··· Data rows ···

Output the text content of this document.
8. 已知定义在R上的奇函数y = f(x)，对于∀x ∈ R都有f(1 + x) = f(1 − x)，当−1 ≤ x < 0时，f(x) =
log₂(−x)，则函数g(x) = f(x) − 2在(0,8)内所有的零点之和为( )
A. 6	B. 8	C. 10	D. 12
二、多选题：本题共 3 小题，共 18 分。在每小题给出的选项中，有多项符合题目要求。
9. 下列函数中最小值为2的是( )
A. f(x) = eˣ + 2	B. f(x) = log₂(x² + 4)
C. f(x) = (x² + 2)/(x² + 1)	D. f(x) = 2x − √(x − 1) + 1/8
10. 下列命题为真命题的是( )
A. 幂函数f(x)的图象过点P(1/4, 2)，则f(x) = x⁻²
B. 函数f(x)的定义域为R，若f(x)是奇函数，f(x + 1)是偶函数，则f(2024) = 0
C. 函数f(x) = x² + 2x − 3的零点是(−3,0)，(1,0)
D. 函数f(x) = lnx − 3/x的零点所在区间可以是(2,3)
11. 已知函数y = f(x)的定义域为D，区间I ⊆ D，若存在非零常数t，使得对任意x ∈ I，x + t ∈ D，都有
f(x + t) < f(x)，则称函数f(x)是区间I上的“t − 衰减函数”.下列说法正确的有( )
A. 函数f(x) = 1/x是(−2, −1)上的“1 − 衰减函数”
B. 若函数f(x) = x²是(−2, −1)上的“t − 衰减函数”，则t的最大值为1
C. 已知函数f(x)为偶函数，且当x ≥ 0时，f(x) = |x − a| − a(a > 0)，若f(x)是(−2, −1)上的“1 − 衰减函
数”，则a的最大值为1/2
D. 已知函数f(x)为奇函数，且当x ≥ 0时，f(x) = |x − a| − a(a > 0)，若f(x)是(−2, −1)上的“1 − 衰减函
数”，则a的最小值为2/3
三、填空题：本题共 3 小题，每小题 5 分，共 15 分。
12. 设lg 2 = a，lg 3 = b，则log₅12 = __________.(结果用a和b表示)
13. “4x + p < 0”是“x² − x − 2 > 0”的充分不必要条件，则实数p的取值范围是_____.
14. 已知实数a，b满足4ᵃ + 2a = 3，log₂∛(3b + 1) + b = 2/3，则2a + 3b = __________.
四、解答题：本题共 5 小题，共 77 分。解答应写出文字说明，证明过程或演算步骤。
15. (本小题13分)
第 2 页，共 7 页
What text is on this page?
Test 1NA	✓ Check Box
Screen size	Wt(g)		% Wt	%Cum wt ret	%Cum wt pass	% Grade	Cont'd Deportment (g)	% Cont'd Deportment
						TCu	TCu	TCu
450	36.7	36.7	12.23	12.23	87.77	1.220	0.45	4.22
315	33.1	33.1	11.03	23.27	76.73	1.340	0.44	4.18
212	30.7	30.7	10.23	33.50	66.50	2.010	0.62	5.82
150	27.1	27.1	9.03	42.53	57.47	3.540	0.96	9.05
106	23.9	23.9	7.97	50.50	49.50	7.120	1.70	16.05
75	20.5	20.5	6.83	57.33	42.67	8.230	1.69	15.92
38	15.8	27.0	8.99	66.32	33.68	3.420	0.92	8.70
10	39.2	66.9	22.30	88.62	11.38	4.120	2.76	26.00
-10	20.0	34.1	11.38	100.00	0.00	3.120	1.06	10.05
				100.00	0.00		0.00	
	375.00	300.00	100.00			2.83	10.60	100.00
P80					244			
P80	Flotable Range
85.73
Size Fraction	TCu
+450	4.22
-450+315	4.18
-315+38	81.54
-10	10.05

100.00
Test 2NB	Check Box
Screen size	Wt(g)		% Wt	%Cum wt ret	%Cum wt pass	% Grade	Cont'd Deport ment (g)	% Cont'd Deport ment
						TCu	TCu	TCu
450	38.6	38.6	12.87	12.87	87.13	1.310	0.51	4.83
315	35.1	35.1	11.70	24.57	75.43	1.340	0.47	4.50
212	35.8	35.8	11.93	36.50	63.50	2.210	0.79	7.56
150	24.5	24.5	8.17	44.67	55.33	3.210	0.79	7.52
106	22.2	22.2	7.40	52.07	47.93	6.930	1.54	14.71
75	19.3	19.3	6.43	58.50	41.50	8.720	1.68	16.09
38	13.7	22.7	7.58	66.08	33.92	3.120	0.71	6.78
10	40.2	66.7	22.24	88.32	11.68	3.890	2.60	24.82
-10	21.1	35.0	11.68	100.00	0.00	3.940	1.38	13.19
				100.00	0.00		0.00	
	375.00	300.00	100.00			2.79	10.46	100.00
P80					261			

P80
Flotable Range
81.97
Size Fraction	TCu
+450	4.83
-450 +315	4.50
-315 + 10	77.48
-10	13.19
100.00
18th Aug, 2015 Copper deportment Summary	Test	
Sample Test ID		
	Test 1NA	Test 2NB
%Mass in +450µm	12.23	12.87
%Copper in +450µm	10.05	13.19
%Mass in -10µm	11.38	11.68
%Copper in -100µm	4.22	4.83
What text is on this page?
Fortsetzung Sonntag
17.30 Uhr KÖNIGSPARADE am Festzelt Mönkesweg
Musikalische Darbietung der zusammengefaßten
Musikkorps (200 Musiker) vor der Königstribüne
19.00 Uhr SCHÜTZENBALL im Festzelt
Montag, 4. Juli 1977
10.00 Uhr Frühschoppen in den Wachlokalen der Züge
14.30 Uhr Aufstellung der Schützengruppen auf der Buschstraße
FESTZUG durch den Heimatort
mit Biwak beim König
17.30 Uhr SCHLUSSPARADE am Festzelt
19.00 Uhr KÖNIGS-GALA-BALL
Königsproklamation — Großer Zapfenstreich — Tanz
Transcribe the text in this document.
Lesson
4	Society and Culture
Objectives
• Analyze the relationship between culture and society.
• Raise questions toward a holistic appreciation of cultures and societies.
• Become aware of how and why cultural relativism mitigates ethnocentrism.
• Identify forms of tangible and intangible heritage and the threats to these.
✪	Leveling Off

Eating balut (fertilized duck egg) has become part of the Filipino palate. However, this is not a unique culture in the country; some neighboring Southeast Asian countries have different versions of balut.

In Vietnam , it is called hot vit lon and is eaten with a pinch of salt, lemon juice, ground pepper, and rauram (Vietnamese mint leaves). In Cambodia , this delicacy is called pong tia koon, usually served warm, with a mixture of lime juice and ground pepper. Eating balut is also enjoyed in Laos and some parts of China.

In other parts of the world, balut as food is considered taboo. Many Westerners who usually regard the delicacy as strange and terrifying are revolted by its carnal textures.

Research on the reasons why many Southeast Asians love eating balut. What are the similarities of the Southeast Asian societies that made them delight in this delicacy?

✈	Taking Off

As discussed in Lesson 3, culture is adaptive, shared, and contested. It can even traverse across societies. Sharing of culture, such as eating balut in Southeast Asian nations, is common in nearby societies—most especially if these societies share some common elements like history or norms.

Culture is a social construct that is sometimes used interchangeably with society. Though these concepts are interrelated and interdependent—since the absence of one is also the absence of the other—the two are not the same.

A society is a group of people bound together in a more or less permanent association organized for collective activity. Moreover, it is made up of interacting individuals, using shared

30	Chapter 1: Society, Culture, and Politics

···

> Stated goal:
Quote the listing in full, please, keeping every line exact.

> Answer below:
Output the text content of this document.
8. 已知定义在R上的奇函数y = f(x)，对于∀x ∈ R都有f(1 + x) = f(1 − x)，当−1 ≤ x < 0时，f(x) =
log₂(−x)，则函数g(x) = f(x) − 2在(0,8)内所有的零点之和为( )
A. 6	B. 8	C. 10	D. 12
二、多选题：本题共 3 小题，共 18 分。在每小题给出的选项中，有多项符合题目要求。
9. 下列函数中最小值为2的是( )
A. f(x) = eˣ + 2	B. f(x) = log₂(x² + 4)
C. f(x) = (x² + 2)/(x² + 1)	D. f(x) = 2x − √(x − 1) + 1/8
10. 下列命题为真命题的是( )
A. 幂函数f(x)的图象过点P(1/4, 2)，则f(x) = x⁻²
B. 函数f(x)的定义域为R，若f(x)是奇函数，f(x + 1)是偶函数，则f(2024) = 0
C. 函数f(x) = x² + 2x − 3的零点是(−3,0)，(1,0)
D. 函数f(x) = lnx − 3/x的零点所在区间可以是(2,3)
11. 已知函数y = f(x)的定义域为D，区间I ⊆ D，若存在非零常数t，使得对任意x ∈ I，x + t ∈ D，都有
f(x + t) < f(x)，则称函数f(x)是区间I上的“t − 衰减函数”.下列说法正确的有( )
A. 函数f(x) = 1/x是(−2, −1)上的“1 − 衰减函数”
B. 若函数f(x) = x²是(−2, −1)上的“t − 衰减函数”，则t的最大值为1
C. 已知函数f(x)为偶函数，且当x ≥ 0时，f(x) = |x − a| − a(a > 0)，若f(x)是(−2, −1)上的“1 − 衰减函
数”，则a的最大值为1/2
D. 已知函数f(x)为奇函数，且当x ≥ 0时，f(x) = |x − a| − a(a > 0)，若f(x)是(−2, −1)上的“1 − 衰减函
数”，则a的最小值为2/3
三、填空题：本题共 3 小题，每小题 5 分，共 15 分。
12. 设lg 2 = a，lg 3 = b，则log₅12 = __________.(结果用a和b表示)
13. “4x + p < 0”是“x² − x − 2 > 0”的充分不必要条件，则实数p的取值范围是_____.
14. 已知实数a，b满足4ᵃ + 2a = 3，log₂∛(3b + 1) + b = 2/3，则2a + 3b = __________.
四、解答题：本题共 5 小题，共 77 分。解答应写出文字说明，证明过程或演算步骤。
15. (本小题13分)
第 2 页，共 7 页
What text is on this page?
Test 1NA	✓ Check Box
Screen size	Wt(g)		% Wt	%Cum wt ret	%Cum wt pass	% Grade	Cont'd Deportment (g)	% Cont'd Deportment
						TCu	TCu	TCu
450	36.7	36.7	12.23	12.23	87.77	1.220	0.45	4.22
315	33.1	33.1	11.03	23.27	76.73	1.340	0.44	4.18
212	30.7	30.7	10.23	33.50	66.50	2.010	0.62	5.82
150	27.1	27.1	9.03	42.53	57.47	3.540	0.96	9.05
106	23.9	23.9	7.97	50.50	49.50	7.120	1.70	16.05
75	20.5	20.5	6.83	57.33	42.67	8.230	1.69	15.92
38	15.8	27.0	8.99	66.32	33.68	3.420	0.92	8.70
10	39.2	66.9	22.30	88.62	11.38	4.120	2.76	26.00
-10	20.0	34.1	11.38	100.00	0.00	3.120	1.06	10.05
				100.00	0.00		0.00	
	375.00	300.00	100.00			2.83	10.60	100.00
P80					244			
P80	Flotable Range
85.73
Size Fraction	TCu
+450	4.22
-450+315	4.18
-315+38	81.54
-10	10.05

100.00
Test 2NB	Check Box
Screen size	Wt(g)		% Wt	%Cum wt ret	%Cum wt pass	% Grade	Cont'd Deport ment (g)	% Cont'd Deport ment
						TCu	TCu	TCu
450	38.6	38.6	12.87	12.87	87.13	1.310	0.51	4.83
315	35.1	35.1	11.70	24.57	75.43	1.340	0.47	4.50
212	35.8	35.8	11.93	36.50	63.50	2.210	0.79	7.56
150	24.5	24.5	8.17	44.67	55.33	3.210	0.79	7.52
106	22.2	22.2	7.40	52.07	47.93	6.930	1.54	14.71
75	19.3	19.3	6.43	58.50	41.50	8.720	1.68	16.09
38	13.7	22.7	7.58	66.08	33.92	3.120	0.71	6.78
10	40.2	66.7	22.24	88.32	11.68	3.890	2.60	24.82
-10	21.1	35.0	11.68	100.00	0.00	3.940	1.38	13.19
				100.00	0.00		0.00	
	375.00	300.00	100.00			2.79	10.46	100.00
P80					261			

P80
Flotable Range
81.97
Size Fraction	TCu
+450	4.83
-450 +315	4.50
-315 + 10	77.48
-10	13.19
100.00
18th Aug, 2015 Copper deportment Summary	Test	
Sample Test ID		
	Test 1NA	Test 2NB
%Mass in +450µm	12.23	12.87
%Copper in +450µm	10.05	13.19
%Mass in -10µm	11.38	11.68
%Copper in -100µm	4.22	4.83
What text is on this page?
Fortsetzung Sonntag
17.30 Uhr KÖNIGSPARADE am Festzelt Mönkesweg
Musikalische Darbietung der zusammengefaßten
Musikkorps (200 Musiker) vor der Königstribüne
19.00 Uhr SCHÜTZENBALL im Festzelt
Montag, 4. Juli 1977
10.00 Uhr Frühschoppen in den Wachlokalen der Züge
14.30 Uhr Aufstellung der Schützengruppen auf der Buschstraße
FESTZUG durch den Heimatort
mit Biwak beim König
17.30 Uhr SCHLUSSPARADE am Festzelt
19.00 Uhr KÖNIGS-GALA-BALL
Königsproklamation — Großer Zapfenstreich — Tanz
Transcribe the text in this document.
Lesson
4	Society and Culture
Objectives
• Analyze the relationship between culture and society.
• Raise questions toward a holistic appreciation of cultures and societies.
• Become aware of how and why cultural relativism mitigates ethnocentrism.
• Identify forms of tangible and intangible heritage and the threats to these.
✪	Leveling Off

Eating balut (fertilized duck egg) has become part of the Filipino palate. However, this is not a unique culture in the country; some neighboring Southeast Asian countries have different versions of balut.

In Vietnam , it is called hot vit lon and is eaten with a pinch of salt, lemon juice, ground pepper, and rauram (Vietnamese mint leaves). In Cambodia , this delicacy is called pong tia koon, usually served warm, with a mixture of lime juice and ground pepper. Eating balut is also enjoyed in Laos and some parts of China.

In other parts of the world, balut as food is considered taboo. Many Westerners who usually regard the delicacy as strange and terrifying are revolted by its carnal textures.

Research on the reasons why many Southeast Asians love eating balut. What are the similarities of the Southeast Asian societies that made them delight in this delicacy?

✈	Taking Off

As discussed in Lesson 3, culture is adaptive, shared, and contested. It can even traverse across societies. Sharing of culture, such as eating balut in Southeast Asian nations, is common in nearby societies—most especially if these societies share some common elements like history or norms.

Culture is a social construct that is sometimes used interchangeably with society. Though these concepts are interrelated and interdependent—since the absence of one is also the absence of the other—the two are not the same.

A society is a group of people bound together in a more or less permanent association organized for collective activity. Moreover, it is made up of interacting individuals, using shared

30	Chapter 1: Society, Culture, and Politics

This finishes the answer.